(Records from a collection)

>>

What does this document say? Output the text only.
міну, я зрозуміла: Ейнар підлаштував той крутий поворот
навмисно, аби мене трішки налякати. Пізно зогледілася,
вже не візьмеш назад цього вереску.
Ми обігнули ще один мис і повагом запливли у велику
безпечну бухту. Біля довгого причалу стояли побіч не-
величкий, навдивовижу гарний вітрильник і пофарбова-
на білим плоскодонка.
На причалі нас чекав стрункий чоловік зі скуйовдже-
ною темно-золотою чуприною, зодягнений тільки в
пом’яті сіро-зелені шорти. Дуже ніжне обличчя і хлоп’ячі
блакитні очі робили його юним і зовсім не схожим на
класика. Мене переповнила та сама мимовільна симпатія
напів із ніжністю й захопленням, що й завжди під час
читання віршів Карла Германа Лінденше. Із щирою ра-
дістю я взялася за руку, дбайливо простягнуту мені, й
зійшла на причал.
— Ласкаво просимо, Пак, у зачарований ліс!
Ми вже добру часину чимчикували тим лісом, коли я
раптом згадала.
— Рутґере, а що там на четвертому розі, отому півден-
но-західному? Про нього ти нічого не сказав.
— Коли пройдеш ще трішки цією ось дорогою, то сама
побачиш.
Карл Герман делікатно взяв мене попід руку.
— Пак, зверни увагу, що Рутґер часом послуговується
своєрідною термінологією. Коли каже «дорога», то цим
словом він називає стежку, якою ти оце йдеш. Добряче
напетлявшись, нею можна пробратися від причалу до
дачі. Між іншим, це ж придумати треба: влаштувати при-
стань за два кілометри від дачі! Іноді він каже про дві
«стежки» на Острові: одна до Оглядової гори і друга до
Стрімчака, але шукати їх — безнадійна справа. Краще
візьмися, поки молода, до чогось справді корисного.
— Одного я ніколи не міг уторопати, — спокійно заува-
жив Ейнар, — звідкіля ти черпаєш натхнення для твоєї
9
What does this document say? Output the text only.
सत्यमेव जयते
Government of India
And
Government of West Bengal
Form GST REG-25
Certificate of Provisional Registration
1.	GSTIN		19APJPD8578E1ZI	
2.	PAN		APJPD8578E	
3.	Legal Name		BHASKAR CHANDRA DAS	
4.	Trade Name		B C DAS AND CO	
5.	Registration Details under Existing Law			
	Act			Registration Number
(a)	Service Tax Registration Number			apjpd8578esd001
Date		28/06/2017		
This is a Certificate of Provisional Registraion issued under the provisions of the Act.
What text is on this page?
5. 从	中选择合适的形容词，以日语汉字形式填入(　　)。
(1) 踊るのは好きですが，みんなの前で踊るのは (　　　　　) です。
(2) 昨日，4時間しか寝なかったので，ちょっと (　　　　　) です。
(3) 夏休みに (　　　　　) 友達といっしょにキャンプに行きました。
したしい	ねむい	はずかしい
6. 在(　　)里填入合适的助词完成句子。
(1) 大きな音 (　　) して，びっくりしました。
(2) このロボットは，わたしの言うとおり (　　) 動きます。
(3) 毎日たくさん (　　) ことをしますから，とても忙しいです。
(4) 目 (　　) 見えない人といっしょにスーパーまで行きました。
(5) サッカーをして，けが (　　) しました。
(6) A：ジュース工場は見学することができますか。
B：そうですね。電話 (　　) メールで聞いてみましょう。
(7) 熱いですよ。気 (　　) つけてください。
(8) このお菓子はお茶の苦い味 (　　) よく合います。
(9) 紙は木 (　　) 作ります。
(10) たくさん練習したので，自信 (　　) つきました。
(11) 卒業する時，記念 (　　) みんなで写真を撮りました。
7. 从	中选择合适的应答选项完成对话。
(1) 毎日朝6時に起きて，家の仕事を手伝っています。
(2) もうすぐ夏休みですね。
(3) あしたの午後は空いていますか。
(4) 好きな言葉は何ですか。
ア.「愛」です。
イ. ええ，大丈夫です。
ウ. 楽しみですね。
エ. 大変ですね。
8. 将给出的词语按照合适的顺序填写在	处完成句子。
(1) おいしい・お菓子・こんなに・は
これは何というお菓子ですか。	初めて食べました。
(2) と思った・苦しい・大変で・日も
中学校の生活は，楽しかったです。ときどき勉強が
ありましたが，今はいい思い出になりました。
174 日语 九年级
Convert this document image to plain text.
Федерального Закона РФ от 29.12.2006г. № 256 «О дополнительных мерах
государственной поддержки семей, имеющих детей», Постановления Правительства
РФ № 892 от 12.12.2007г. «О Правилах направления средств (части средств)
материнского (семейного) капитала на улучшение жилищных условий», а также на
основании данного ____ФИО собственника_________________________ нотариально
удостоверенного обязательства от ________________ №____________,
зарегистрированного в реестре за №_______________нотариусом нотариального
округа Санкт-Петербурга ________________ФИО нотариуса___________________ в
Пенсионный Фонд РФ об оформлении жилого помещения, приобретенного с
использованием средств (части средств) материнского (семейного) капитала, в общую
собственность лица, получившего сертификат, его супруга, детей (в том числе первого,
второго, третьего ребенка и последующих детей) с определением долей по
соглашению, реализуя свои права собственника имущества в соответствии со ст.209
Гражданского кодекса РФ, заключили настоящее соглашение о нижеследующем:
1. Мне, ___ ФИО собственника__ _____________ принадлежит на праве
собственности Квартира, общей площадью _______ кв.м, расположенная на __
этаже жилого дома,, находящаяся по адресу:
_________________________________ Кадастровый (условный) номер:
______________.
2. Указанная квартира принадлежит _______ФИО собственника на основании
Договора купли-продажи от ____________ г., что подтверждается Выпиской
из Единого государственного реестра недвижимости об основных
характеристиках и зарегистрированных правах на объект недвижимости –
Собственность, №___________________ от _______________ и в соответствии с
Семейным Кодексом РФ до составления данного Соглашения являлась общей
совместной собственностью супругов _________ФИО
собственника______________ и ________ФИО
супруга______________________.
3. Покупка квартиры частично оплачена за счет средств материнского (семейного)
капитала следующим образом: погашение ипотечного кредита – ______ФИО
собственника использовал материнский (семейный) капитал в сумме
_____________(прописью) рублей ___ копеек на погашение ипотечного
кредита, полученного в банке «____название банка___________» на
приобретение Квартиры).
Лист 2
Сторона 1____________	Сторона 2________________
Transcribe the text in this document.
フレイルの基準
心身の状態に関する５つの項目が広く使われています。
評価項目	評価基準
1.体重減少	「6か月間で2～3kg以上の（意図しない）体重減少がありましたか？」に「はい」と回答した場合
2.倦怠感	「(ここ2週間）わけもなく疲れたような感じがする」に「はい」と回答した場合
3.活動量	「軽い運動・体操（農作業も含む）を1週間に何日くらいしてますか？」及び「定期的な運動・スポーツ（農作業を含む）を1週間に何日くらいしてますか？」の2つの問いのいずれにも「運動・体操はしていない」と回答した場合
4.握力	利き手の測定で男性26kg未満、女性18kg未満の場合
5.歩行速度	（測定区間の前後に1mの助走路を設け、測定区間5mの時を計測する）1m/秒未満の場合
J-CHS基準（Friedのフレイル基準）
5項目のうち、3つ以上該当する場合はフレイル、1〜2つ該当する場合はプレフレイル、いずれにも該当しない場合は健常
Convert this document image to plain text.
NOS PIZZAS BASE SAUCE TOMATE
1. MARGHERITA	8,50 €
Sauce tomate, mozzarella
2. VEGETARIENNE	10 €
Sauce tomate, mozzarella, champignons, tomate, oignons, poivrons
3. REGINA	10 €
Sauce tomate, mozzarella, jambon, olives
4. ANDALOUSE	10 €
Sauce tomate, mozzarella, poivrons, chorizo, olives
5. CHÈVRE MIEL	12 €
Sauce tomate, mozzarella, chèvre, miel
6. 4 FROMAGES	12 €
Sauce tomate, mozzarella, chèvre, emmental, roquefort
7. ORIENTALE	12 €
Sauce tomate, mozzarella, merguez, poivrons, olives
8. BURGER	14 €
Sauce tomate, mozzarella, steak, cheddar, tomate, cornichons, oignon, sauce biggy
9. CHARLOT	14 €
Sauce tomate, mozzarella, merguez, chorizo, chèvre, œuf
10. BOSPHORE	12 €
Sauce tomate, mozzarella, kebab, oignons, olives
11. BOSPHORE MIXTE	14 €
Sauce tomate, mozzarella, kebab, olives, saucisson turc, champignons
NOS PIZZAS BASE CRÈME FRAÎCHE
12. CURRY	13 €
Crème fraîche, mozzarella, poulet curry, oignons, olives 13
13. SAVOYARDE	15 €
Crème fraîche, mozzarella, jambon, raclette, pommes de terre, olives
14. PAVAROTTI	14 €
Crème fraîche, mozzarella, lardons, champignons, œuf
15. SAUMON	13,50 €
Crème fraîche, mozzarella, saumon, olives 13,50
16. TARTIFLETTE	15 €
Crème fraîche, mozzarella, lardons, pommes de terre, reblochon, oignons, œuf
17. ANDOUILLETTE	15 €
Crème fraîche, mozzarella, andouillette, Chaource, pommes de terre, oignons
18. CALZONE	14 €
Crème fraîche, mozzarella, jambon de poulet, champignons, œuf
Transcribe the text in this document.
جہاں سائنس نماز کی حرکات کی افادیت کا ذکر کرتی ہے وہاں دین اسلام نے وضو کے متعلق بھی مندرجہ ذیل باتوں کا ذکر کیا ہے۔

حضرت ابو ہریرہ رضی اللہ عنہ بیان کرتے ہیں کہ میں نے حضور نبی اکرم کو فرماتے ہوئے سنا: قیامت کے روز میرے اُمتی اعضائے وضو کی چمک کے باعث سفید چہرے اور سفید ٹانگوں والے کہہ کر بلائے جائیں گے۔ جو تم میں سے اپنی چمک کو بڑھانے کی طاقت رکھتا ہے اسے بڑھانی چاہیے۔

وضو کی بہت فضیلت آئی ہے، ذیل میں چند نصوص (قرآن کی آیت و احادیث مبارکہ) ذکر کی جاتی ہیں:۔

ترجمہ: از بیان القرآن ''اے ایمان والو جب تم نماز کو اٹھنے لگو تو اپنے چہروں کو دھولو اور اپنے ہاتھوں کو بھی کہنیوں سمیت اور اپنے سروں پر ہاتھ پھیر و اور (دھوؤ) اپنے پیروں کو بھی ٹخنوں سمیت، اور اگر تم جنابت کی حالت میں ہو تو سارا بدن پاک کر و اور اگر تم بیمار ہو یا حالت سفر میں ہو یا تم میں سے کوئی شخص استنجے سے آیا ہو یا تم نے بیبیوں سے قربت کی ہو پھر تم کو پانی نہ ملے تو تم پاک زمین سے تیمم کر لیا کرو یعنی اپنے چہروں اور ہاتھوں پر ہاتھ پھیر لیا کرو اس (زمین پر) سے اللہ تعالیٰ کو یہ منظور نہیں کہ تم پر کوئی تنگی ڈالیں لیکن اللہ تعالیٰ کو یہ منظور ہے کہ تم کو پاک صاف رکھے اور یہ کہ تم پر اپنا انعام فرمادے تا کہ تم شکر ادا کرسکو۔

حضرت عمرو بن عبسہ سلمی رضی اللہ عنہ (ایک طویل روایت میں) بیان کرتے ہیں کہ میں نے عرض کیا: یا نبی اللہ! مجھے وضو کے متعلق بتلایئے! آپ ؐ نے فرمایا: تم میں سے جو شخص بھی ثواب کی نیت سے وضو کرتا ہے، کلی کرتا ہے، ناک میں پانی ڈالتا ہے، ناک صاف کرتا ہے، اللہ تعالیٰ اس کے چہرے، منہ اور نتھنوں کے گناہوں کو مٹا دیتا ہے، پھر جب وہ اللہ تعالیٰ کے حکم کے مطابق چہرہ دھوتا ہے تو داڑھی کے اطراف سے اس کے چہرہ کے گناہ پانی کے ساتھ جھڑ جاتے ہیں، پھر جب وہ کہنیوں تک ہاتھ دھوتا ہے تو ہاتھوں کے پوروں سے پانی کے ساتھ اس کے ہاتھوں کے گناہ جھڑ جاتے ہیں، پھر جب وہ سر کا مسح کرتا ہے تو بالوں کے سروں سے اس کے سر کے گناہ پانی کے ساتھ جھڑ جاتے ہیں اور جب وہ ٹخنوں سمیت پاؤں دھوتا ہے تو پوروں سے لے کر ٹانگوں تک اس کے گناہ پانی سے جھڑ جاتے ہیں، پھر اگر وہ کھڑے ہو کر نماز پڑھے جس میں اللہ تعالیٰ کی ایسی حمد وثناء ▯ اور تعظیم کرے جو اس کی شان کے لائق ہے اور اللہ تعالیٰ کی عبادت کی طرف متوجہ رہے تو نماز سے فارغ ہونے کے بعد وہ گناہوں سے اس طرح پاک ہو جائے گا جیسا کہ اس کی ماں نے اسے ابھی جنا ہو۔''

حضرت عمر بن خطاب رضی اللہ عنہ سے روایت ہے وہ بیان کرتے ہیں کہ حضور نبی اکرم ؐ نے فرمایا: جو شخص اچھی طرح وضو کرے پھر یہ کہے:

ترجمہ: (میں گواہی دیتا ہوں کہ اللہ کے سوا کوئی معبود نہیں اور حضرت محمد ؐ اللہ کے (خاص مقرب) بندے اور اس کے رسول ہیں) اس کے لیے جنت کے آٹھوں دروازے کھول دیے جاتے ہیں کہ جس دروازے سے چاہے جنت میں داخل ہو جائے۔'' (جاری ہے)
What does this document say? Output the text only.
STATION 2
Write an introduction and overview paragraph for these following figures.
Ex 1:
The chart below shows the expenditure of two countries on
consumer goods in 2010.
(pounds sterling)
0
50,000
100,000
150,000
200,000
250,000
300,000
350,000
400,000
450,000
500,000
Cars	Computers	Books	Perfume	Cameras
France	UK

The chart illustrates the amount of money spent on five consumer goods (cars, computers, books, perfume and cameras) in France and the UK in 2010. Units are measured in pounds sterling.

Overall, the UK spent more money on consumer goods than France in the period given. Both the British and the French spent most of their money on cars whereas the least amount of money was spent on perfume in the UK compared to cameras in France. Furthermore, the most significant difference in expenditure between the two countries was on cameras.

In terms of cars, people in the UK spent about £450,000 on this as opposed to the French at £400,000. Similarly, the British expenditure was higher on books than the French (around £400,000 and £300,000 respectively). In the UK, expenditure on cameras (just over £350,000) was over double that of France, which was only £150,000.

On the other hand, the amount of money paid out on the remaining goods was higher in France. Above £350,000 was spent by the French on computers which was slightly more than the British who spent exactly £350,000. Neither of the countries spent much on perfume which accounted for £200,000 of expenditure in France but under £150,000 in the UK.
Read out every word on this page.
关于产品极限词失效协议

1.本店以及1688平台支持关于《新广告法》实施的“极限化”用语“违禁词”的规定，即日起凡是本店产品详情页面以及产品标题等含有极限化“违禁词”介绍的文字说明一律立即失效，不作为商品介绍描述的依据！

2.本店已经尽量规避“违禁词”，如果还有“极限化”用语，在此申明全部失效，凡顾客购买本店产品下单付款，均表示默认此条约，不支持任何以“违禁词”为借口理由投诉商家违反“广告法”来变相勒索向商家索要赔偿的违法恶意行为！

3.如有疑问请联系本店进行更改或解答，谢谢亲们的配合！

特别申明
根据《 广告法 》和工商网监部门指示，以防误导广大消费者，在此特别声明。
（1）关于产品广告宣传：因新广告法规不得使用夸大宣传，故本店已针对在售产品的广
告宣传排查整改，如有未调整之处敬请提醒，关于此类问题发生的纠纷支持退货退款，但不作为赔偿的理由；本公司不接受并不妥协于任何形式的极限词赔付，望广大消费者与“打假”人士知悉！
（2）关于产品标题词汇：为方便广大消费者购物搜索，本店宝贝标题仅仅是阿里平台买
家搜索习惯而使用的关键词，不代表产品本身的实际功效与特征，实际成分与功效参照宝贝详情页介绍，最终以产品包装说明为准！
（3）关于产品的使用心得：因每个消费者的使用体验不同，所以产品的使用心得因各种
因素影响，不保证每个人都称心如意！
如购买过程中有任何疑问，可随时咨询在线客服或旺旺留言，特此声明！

<<

* TASK PROMPT: Check each line of the entries above for the word "فرمایا". List the ones that have it.

* CORRECT RESPONSE:
حضرت عمرو بن عبسہ سلمی رضی اللہ عنہ (ایک طویل روایت میں) بیان کرتے ہیں کہ میں نے عرض کیا: یا نبی اللہ! مجھے وضو کے متعلق بتلایئے! آپ ؐ نے فرمایا: تم میں سے جو شخص بھی ثواب کی نیت سے وضو کرتا ہے، کلی کرتا ہے، ناک میں پانی ڈالتا ہے، ناک صاف کرتا ہے، اللہ تعالیٰ اس کے چہرے، منہ اور نتھنوں کے گناہوں کو مٹا دیتا ہے، پھر جب وہ اللہ تعالیٰ کے حکم کے مطابق چہرہ دھوتا ہے تو داڑھی کے اطراف سے اس کے چہرہ کے گناہ پانی کے ساتھ جھڑ جاتے ہیں، پھر جب وہ کہنیوں تک ہاتھ دھوتا ہے تو ہاتھوں کے پوروں سے پانی کے ساتھ اس کے ہاتھوں کے گناہ جھڑ جاتے ہیں، پھر جب وہ سر کا مسح کرتا ہے تو بالوں کے سروں سے اس کے سر کے گناہ پانی کے ساتھ جھڑ جاتے ہیں اور جب وہ ٹخنوں سمیت پاؤں دھوتا ہے تو پوروں سے لے کر ٹانگوں تک اس کے گناہ پانی سے جھڑ جاتے ہیں، پھر اگر وہ کھڑے ہو کر نماز پڑھے جس میں اللہ تعالیٰ کی ایسی حمد وثناء ▯ اور تعظیم کرے جو اس کی شان کے لائق ہے اور اللہ تعالیٰ کی عبادت کی طرف متوجہ رہے تو نماز سے فارغ ہونے کے بعد وہ گناہوں سے اس طرح پاک ہو جائے گا جیسا کہ اس کی ماں نے اسے ابھی جنا ہو۔''
حضرت عمر بن خطاب رضی اللہ عنہ سے روایت ہے وہ بیان کرتے ہیں کہ حضور نبی اکرم ؐ نے فرمایا: جو شخص اچھی طرح وضو کرے پھر یہ کہے:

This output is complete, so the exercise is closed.